- **ITEMS**
____________
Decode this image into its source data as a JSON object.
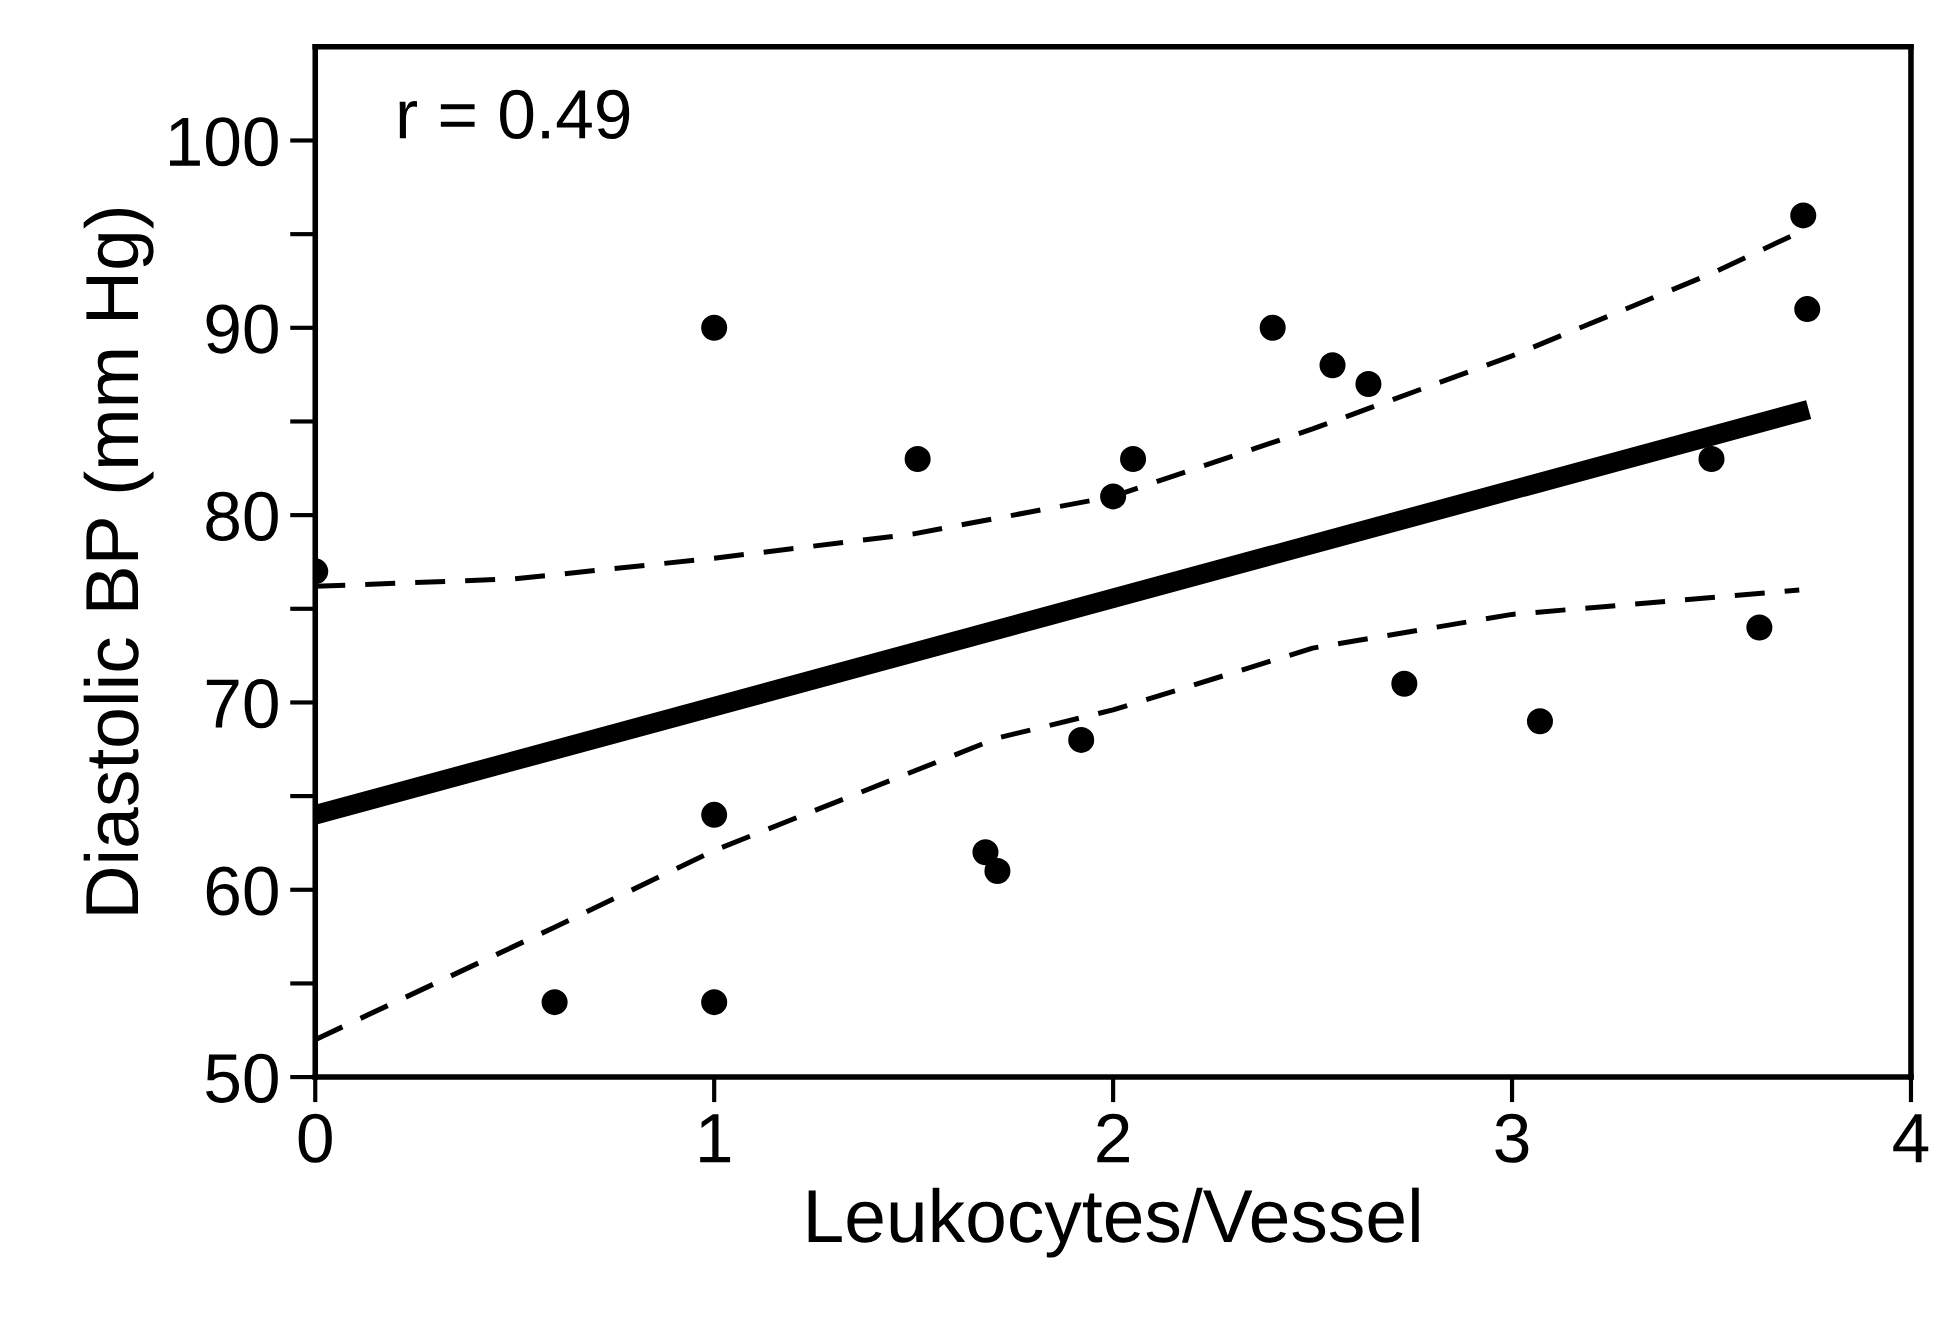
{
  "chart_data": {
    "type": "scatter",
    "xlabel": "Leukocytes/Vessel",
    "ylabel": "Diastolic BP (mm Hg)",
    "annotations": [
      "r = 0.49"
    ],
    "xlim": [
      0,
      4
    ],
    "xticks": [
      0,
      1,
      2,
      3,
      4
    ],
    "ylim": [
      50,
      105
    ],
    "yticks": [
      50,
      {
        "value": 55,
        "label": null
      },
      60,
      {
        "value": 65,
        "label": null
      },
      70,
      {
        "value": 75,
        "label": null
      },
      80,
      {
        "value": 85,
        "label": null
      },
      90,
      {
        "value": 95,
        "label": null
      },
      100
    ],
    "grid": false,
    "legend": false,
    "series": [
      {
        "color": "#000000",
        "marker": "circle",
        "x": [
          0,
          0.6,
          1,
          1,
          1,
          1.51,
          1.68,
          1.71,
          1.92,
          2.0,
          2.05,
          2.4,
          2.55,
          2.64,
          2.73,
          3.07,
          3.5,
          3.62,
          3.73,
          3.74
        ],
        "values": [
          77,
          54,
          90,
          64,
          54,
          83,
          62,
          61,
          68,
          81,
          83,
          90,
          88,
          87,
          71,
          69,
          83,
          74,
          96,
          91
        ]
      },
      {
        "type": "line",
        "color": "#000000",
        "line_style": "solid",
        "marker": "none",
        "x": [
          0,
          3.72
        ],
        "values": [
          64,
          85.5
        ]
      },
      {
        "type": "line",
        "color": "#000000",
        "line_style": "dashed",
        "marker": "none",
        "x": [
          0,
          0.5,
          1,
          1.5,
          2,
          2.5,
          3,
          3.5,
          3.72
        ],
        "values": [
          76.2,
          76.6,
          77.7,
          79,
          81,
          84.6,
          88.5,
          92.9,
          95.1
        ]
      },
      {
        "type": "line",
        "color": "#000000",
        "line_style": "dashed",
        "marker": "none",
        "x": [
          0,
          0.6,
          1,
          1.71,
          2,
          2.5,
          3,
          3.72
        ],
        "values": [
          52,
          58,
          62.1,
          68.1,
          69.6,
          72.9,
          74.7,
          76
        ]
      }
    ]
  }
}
____________
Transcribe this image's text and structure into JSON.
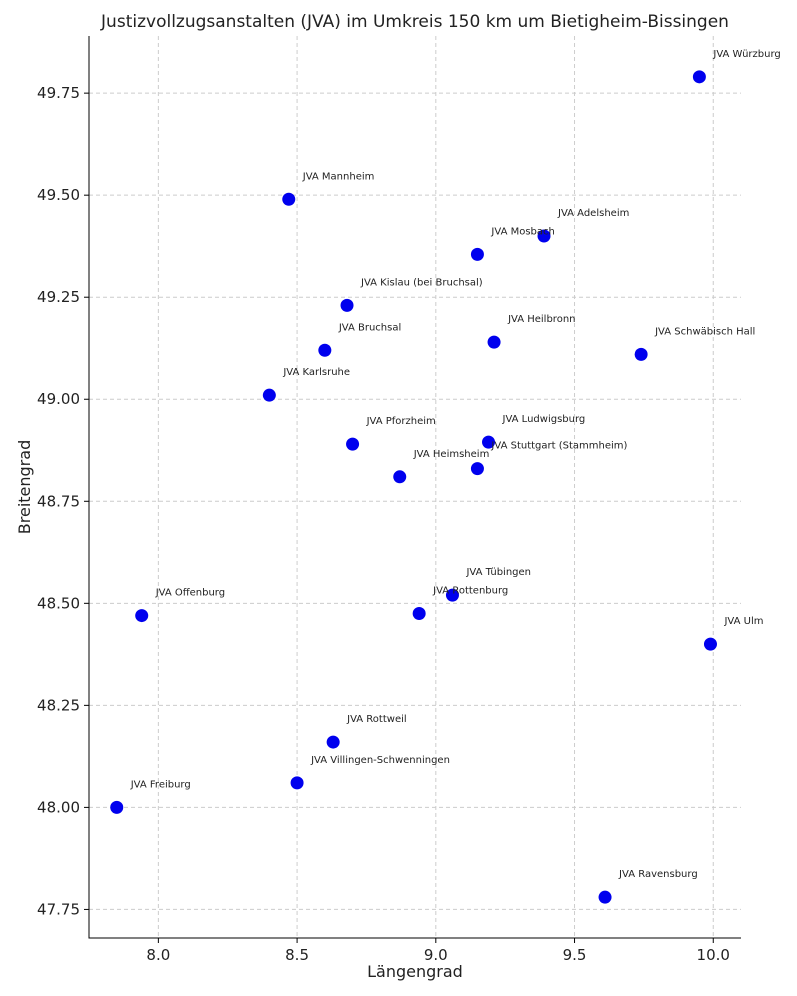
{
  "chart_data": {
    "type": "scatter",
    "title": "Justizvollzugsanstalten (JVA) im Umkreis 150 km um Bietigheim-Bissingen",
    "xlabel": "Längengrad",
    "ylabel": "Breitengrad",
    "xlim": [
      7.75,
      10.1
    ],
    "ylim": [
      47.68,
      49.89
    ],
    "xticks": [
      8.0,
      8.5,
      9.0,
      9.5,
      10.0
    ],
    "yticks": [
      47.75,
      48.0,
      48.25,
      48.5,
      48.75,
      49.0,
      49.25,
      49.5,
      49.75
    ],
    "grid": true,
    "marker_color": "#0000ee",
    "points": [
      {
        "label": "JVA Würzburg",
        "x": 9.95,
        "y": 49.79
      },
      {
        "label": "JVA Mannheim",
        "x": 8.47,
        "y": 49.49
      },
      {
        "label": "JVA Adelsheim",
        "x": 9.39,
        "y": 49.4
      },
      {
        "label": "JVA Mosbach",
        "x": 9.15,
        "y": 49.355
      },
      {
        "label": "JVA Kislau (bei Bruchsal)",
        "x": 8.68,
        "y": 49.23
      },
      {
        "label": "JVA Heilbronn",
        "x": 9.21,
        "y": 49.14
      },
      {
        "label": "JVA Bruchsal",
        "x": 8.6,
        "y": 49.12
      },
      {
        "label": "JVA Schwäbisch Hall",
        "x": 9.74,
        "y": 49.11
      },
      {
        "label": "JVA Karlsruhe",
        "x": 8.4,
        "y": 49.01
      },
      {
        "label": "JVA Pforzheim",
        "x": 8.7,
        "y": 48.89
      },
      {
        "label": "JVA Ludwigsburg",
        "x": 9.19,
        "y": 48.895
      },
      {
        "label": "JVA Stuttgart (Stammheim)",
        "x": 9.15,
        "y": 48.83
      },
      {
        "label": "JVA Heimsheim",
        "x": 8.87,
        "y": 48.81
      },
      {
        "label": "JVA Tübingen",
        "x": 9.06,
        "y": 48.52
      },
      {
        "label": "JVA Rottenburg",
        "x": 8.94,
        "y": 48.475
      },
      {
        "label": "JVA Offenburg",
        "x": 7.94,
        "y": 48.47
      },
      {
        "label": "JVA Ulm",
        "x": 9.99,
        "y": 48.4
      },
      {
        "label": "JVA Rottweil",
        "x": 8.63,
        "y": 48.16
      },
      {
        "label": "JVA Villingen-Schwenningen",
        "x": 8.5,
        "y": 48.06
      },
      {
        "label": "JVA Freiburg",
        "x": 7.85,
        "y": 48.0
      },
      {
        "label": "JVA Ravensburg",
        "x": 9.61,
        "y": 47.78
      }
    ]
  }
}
____________
- **WRITTEN EXERCISE**
Say how many lines contain "into", and give nothing but that number.

- **WRITTEN ANSWER**
2